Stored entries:

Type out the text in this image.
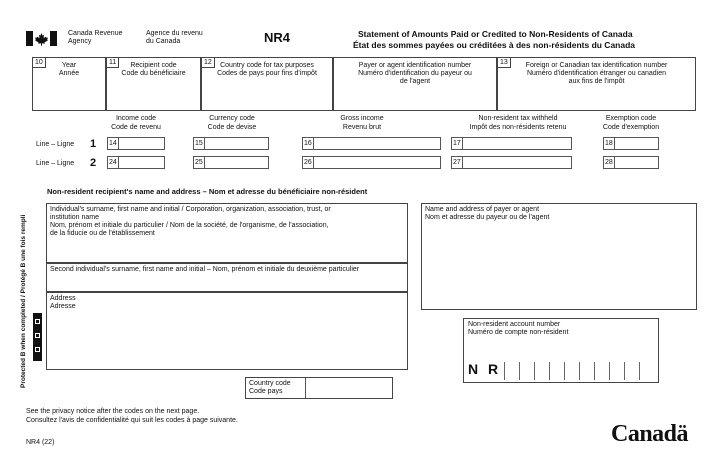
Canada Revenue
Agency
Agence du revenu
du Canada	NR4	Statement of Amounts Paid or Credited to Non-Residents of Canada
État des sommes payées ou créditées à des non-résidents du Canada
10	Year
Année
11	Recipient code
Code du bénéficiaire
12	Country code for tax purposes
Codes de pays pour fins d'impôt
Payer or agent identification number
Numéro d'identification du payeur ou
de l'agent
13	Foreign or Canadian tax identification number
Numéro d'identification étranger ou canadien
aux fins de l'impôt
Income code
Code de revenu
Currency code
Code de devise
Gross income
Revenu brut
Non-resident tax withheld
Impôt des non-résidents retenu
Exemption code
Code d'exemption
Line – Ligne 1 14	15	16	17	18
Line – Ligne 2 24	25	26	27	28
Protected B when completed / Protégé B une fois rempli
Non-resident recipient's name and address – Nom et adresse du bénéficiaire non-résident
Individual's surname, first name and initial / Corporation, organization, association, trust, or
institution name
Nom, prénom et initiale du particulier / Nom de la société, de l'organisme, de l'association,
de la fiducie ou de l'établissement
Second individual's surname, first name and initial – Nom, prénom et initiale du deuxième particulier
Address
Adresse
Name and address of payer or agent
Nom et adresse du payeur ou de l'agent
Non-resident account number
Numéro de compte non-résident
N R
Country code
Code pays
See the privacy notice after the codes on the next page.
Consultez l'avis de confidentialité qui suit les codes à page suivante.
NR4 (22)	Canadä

* * *

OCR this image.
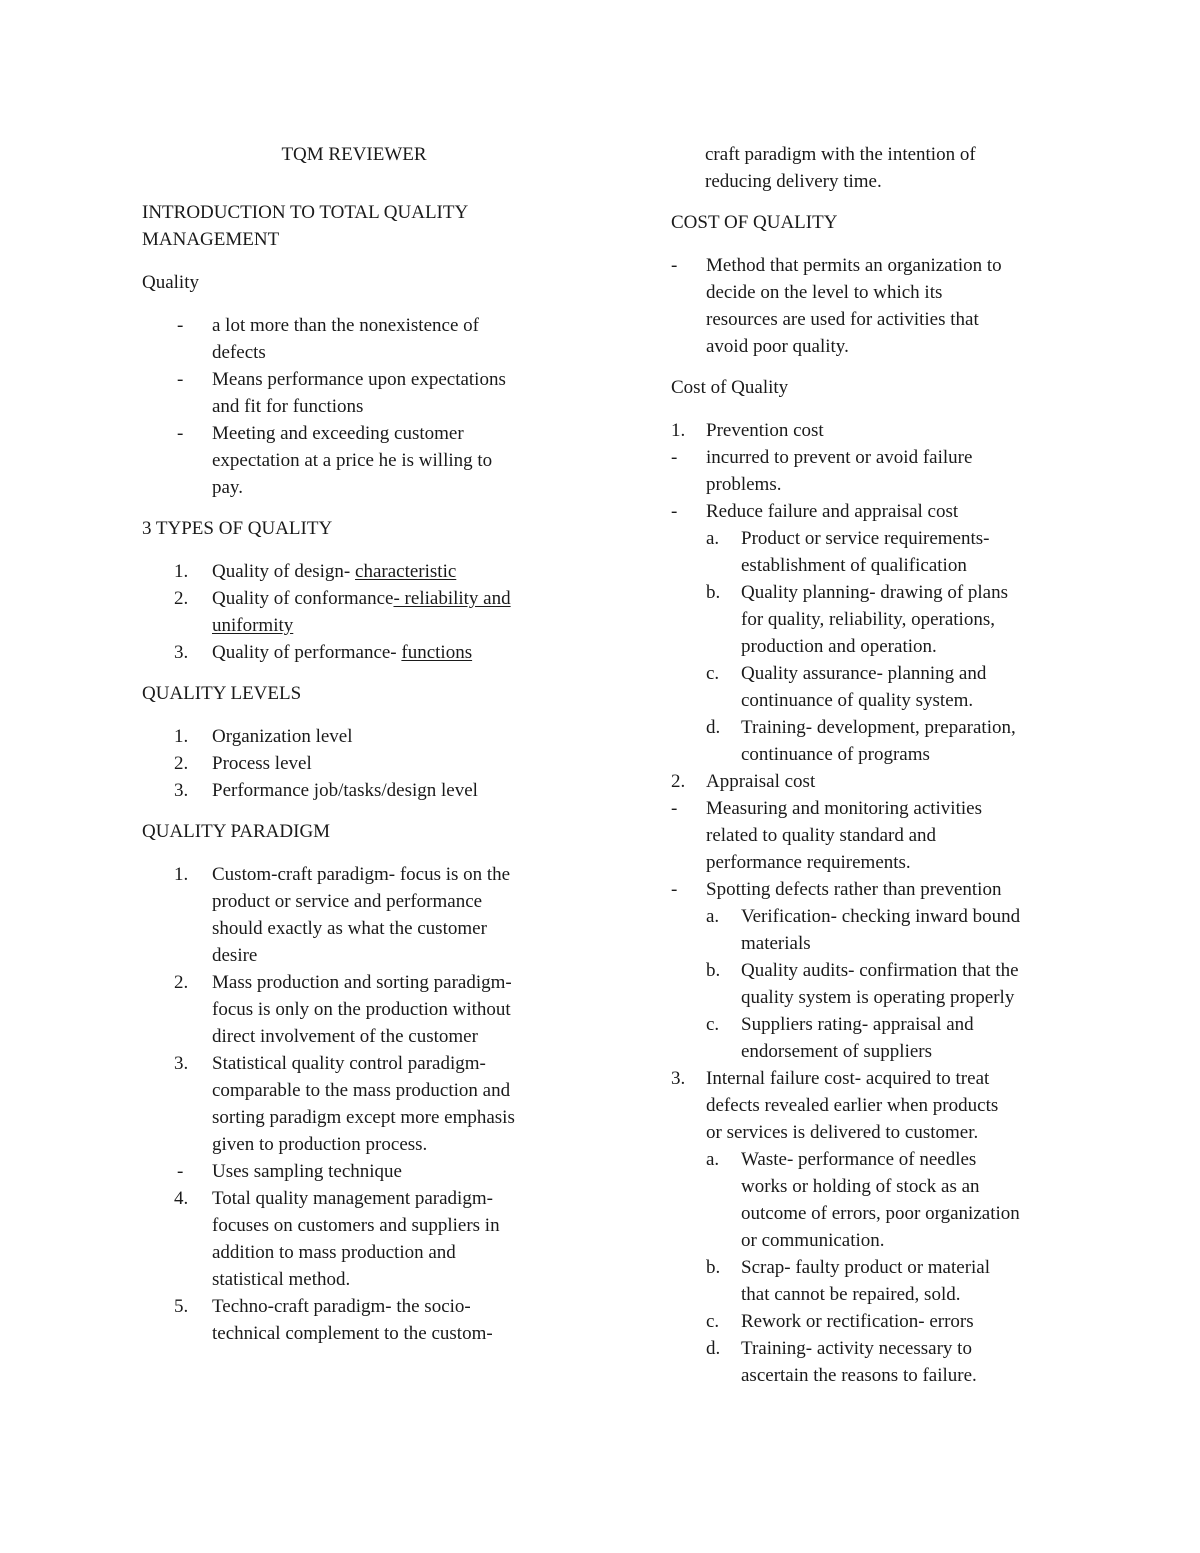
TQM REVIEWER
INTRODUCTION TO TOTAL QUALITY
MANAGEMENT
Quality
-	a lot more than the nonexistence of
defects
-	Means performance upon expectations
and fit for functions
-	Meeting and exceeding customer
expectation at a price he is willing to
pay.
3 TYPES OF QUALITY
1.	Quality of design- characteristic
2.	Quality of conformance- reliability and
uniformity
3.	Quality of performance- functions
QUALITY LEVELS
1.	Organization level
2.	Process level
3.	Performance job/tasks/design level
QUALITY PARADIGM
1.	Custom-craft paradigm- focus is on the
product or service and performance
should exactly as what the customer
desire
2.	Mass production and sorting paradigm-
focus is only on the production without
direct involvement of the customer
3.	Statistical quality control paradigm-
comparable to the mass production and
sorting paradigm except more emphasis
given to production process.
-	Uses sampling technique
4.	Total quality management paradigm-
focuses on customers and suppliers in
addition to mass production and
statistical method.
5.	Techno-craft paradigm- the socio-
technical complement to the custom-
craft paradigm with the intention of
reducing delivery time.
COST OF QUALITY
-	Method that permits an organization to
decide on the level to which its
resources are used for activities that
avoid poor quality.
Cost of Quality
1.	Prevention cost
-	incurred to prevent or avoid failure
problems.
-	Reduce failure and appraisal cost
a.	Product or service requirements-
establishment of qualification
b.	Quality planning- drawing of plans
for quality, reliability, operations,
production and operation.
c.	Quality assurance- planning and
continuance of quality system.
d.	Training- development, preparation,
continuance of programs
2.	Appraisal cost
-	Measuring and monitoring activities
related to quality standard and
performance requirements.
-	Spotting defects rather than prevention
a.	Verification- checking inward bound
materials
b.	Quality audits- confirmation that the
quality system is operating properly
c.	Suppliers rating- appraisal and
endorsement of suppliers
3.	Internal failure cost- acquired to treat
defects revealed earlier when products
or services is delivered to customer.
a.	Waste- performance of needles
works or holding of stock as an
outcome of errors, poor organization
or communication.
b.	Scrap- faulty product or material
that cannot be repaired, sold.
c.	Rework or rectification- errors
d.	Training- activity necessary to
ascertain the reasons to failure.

Your instructions: Look through the material and copy each line that has "reliability".

Complete answer:
2.	Quality of conformance- reliability and
for quality, reliability, operations,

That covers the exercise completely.